§ **What the exercise asks**
Write out all the material exactly. Leave nothing out.

(Figure contents as structured data)
--------------------------------------------------

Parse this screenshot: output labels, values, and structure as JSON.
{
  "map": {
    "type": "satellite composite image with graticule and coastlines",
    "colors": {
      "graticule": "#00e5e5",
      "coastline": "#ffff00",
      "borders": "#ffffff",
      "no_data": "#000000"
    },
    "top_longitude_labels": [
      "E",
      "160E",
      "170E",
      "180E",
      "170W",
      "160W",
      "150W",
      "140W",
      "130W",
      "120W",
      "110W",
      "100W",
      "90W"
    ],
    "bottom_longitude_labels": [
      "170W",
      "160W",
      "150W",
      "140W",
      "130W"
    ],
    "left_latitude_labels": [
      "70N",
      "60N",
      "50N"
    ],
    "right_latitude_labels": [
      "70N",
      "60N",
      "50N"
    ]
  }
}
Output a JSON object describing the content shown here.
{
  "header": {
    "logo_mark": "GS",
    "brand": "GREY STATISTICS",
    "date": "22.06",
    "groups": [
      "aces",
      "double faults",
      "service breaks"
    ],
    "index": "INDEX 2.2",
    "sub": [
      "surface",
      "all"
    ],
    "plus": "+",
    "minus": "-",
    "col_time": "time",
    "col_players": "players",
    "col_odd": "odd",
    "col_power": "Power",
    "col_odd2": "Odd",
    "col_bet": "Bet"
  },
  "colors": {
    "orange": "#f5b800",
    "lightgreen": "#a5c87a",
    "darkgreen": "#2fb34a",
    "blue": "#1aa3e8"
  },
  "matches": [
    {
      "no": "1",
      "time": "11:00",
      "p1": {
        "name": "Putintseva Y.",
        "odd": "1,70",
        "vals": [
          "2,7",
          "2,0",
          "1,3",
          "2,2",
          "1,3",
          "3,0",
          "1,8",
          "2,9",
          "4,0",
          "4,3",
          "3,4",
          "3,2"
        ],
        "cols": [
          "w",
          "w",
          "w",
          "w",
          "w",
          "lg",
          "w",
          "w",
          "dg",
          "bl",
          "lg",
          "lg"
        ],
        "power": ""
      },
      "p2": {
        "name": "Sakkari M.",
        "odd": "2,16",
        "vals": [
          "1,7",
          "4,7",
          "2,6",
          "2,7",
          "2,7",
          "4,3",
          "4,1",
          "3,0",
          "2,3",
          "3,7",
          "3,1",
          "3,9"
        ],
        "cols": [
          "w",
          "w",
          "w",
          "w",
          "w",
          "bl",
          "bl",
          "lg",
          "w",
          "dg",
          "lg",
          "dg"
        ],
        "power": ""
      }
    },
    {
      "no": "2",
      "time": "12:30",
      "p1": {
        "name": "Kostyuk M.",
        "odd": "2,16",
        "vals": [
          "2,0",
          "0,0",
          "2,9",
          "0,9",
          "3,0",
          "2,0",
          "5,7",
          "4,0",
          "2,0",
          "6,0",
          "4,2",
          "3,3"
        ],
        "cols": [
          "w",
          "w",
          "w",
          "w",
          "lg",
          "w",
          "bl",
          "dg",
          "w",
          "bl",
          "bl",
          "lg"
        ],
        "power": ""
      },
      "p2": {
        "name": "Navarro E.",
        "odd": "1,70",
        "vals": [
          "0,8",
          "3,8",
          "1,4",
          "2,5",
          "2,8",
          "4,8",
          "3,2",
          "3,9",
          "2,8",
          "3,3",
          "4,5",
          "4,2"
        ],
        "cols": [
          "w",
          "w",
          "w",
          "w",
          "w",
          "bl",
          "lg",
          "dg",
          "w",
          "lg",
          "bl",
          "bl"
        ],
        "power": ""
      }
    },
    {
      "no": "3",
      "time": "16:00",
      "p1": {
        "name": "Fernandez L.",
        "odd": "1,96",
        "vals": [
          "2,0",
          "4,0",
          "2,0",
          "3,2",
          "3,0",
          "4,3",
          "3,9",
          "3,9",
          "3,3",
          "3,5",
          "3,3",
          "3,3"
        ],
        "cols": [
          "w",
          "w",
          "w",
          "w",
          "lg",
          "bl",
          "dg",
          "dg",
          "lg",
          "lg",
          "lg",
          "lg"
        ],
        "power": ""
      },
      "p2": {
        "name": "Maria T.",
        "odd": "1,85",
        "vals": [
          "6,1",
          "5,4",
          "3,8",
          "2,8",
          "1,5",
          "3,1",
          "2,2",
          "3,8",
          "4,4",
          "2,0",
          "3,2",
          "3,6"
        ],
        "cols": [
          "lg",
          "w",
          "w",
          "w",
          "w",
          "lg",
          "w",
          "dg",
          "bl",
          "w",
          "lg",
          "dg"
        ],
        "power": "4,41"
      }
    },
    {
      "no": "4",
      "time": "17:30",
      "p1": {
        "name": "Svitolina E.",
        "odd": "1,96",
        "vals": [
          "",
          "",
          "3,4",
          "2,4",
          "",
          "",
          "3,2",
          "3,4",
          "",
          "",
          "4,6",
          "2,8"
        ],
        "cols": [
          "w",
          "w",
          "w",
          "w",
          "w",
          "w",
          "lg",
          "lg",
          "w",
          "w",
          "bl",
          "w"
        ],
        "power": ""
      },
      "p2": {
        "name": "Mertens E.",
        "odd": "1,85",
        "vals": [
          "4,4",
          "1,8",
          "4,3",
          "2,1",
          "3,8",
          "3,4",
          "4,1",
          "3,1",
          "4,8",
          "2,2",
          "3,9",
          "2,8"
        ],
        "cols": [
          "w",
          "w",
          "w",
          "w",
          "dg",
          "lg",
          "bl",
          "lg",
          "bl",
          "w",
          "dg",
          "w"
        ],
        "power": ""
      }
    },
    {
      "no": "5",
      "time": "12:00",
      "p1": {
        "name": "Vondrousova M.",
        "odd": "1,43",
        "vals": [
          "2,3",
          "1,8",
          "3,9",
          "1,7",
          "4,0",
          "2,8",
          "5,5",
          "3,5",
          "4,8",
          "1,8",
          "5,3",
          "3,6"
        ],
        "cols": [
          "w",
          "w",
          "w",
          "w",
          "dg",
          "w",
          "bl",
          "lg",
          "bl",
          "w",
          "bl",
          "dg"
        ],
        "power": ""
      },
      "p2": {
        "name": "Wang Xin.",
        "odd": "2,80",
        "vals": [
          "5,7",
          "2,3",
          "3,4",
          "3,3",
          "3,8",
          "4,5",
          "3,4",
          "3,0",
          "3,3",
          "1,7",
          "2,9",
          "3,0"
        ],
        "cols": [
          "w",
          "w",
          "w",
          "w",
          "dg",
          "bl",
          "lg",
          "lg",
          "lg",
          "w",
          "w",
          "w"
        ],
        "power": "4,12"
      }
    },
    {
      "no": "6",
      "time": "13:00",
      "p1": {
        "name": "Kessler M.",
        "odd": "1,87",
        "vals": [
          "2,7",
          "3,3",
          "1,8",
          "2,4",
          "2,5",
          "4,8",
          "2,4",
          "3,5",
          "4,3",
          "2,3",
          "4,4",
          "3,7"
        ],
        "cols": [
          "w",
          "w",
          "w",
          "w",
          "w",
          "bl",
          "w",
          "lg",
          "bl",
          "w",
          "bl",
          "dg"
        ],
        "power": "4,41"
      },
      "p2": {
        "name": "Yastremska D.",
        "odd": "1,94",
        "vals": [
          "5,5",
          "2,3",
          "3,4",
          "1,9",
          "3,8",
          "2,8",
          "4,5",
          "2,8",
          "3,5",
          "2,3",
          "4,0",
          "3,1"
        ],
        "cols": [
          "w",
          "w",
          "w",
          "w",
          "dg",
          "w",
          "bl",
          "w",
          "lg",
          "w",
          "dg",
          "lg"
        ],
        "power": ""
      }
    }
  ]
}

--------------------------------------------------

§ **Solution below**
Parse this screenshot: output labels, values, and structure as JSON.
{
  "map": {
    "type": "satellite composite image with graticule and coastlines",
    "colors": {
      "graticule": "#00e5e5",
      "coastline": "#ffff00",
      "borders": "#ffffff",
      "no_data": "#000000"
    },
    "top_longitude_labels": [
      "E",
      "160E",
      "170E",
      "180E",
      "170W",
      "160W",
      "150W",
      "140W",
      "130W",
      "120W",
      "110W",
      "100W",
      "90W"
    ],
    "bottom_longitude_labels": [
      "170W",
      "160W",
      "150W",
      "140W",
      "130W"
    ],
    "left_latitude_labels": [
      "70N",
      "60N",
      "50N"
    ],
    "right_latitude_labels": [
      "70N",
      "60N",
      "50N"
    ]
  }
}
Output a JSON object describing the content shown here.
{
  "header": {
    "logo_mark": "GS",
    "brand": "GREY STATISTICS",
    "date": "22.06",
    "groups": [
      "aces",
      "double faults",
      "service breaks"
    ],
    "index": "INDEX 2.2",
    "sub": [
      "surface",
      "all"
    ],
    "plus": "+",
    "minus": "-",
    "col_time": "time",
    "col_players": "players",
    "col_odd": "odd",
    "col_power": "Power",
    "col_odd2": "Odd",
    "col_bet": "Bet"
  },
  "colors": {
    "orange": "#f5b800",
    "lightgreen": "#a5c87a",
    "darkgreen": "#2fb34a",
    "blue": "#1aa3e8"
  },
  "matches": [
    {
      "no": "1",
      "time": "11:00",
      "p1": {
        "name": "Putintseva Y.",
        "odd": "1,70",
        "vals": [
          "2,7",
          "2,0",
          "1,3",
          "2,2",
          "1,3",
          "3,0",
          "1,8",
          "2,9",
          "4,0",
          "4,3",
          "3,4",
          "3,2"
        ],
        "cols": [
          "w",
          "w",
          "w",
          "w",
          "w",
          "lg",
          "w",
          "w",
          "dg",
          "bl",
          "lg",
          "lg"
        ],
        "power": ""
      },
      "p2": {
        "name": "Sakkari M.",
        "odd": "2,16",
        "vals": [
          "1,7",
          "4,7",
          "2,6",
          "2,7",
          "2,7",
          "4,3",
          "4,1",
          "3,0",
          "2,3",
          "3,7",
          "3,1",
          "3,9"
        ],
        "cols": [
          "w",
          "w",
          "w",
          "w",
          "w",
          "bl",
          "bl",
          "lg",
          "w",
          "dg",
          "lg",
          "dg"
        ],
        "power": ""
      }
    },
    {
      "no": "2",
      "time": "12:30",
      "p1": {
        "name": "Kostyuk M.",
        "odd": "2,16",
        "vals": [
          "2,0",
          "0,0",
          "2,9",
          "0,9",
          "3,0",
          "2,0",
          "5,7",
          "4,0",
          "2,0",
          "6,0",
          "4,2",
          "3,3"
        ],
        "cols": [
          "w",
          "w",
          "w",
          "w",
          "lg",
          "w",
          "bl",
          "dg",
          "w",
          "bl",
          "bl",
          "lg"
        ],
        "power": ""
      },
      "p2": {
        "name": "Navarro E.",
        "odd": "1,70",
        "vals": [
          "0,8",
          "3,8",
          "1,4",
          "2,5",
          "2,8",
          "4,8",
          "3,2",
          "3,9",
          "2,8",
          "3,3",
          "4,5",
          "4,2"
        ],
        "cols": [
          "w",
          "w",
          "w",
          "w",
          "w",
          "bl",
          "lg",
          "dg",
          "w",
          "lg",
          "bl",
          "bl"
        ],
        "power": ""
      }
    },
    {
      "no": "3",
      "time": "16:00",
      "p1": {
        "name": "Fernandez L.",
        "odd": "1,96",
        "vals": [
          "2,0",
          "4,0",
          "2,0",
          "3,2",
          "3,0",
          "4,3",
          "3,9",
          "3,9",
          "3,3",
          "3,5",
          "3,3",
          "3,3"
        ],
        "cols": [
          "w",
          "w",
          "w",
          "w",
          "lg",
          "bl",
          "dg",
          "dg",
          "lg",
          "lg",
          "lg",
          "lg"
        ],
        "power": ""
      },
      "p2": {
        "name": "Maria T.",
        "odd": "1,85",
        "vals": [
          "6,1",
          "5,4",
          "3,8",
          "2,8",
          "1,5",
          "3,1",
          "2,2",
          "3,8",
          "4,4",
          "2,0",
          "3,2",
          "3,6"
        ],
        "cols": [
          "lg",
          "w",
          "w",
          "w",
          "w",
          "lg",
          "w",
          "dg",
          "bl",
          "w",
          "lg",
          "dg"
        ],
        "power": "4,41"
      }
    },
    {
      "no": "4",
      "time": "17:30",
      "p1": {
        "name": "Svitolina E.",
        "odd": "1,96",
        "vals": [
          "",
          "",
          "3,4",
          "2,4",
          "",
          "",
          "3,2",
          "3,4",
          "",
          "",
          "4,6",
          "2,8"
        ],
        "cols": [
          "w",
          "w",
          "w",
          "w",
          "w",
          "w",
          "lg",
          "lg",
          "w",
          "w",
          "bl",
          "w"
        ],
        "power": ""
      },
      "p2": {
        "name": "Mertens E.",
        "odd": "1,85",
        "vals": [
          "4,4",
          "1,8",
          "4,3",
          "2,1",
          "3,8",
          "3,4",
          "4,1",
          "3,1",
          "4,8",
          "2,2",
          "3,9",
          "2,8"
        ],
        "cols": [
          "w",
          "w",
          "w",
          "w",
          "dg",
          "lg",
          "bl",
          "lg",
          "bl",
          "w",
          "dg",
          "w"
        ],
        "power": ""
      }
    },
    {
      "no": "5",
      "time": "12:00",
      "p1": {
        "name": "Vondrousova M.",
        "odd": "1,43",
        "vals": [
          "2,3",
          "1,8",
          "3,9",
          "1,7",
          "4,0",
          "2,8",
          "5,5",
          "3,5",
          "4,8",
          "1,8",
          "5,3",
          "3,6"
        ],
        "cols": [
          "w",
          "w",
          "w",
          "w",
          "dg",
          "w",
          "bl",
          "lg",
          "bl",
          "w",
          "bl",
          "dg"
        ],
        "power": ""
      },
      "p2": {
        "name": "Wang Xin.",
        "odd": "2,80",
        "vals": [
          "5,7",
          "2,3",
          "3,4",
          "3,3",
          "3,8",
          "4,5",
          "3,4",
          "3,0",
          "3,3",
          "1,7",
          "2,9",
          "3,0"
        ],
        "cols": [
          "w",
          "w",
          "w",
          "w",
          "dg",
          "bl",
          "lg",
          "lg",
          "lg",
          "w",
          "w",
          "w"
        ],
        "power": "4,12"
      }
    },
    {
      "no": "6",
      "time": "13:00",
      "p1": {
        "name": "Kessler M.",
        "odd": "1,87",
        "vals": [
          "2,7",
          "3,3",
          "1,8",
          "2,4",
          "2,5",
          "4,8",
          "2,4",
          "3,5",
          "4,3",
          "2,3",
          "4,4",
          "3,7"
        ],
        "cols": [
          "w",
          "w",
          "w",
          "w",
          "w",
          "bl",
          "w",
          "lg",
          "bl",
          "w",
          "bl",
          "dg"
        ],
        "power": "4,41"
      },
      "p2": {
        "name": "Yastremska D.",
        "odd": "1,94",
        "vals": [
          "5,5",
          "2,3",
          "3,4",
          "1,9",
          "3,8",
          "2,8",
          "4,5",
          "2,8",
          "3,5",
          "2,3",
          "4,0",
          "3,1"
        ],
        "cols": [
          "w",
          "w",
          "w",
          "w",
          "dg",
          "w",
          "bl",
          "w",
          "lg",
          "w",
          "dg",
          "lg"
        ],
        "power": ""
      }
    }
  ]
}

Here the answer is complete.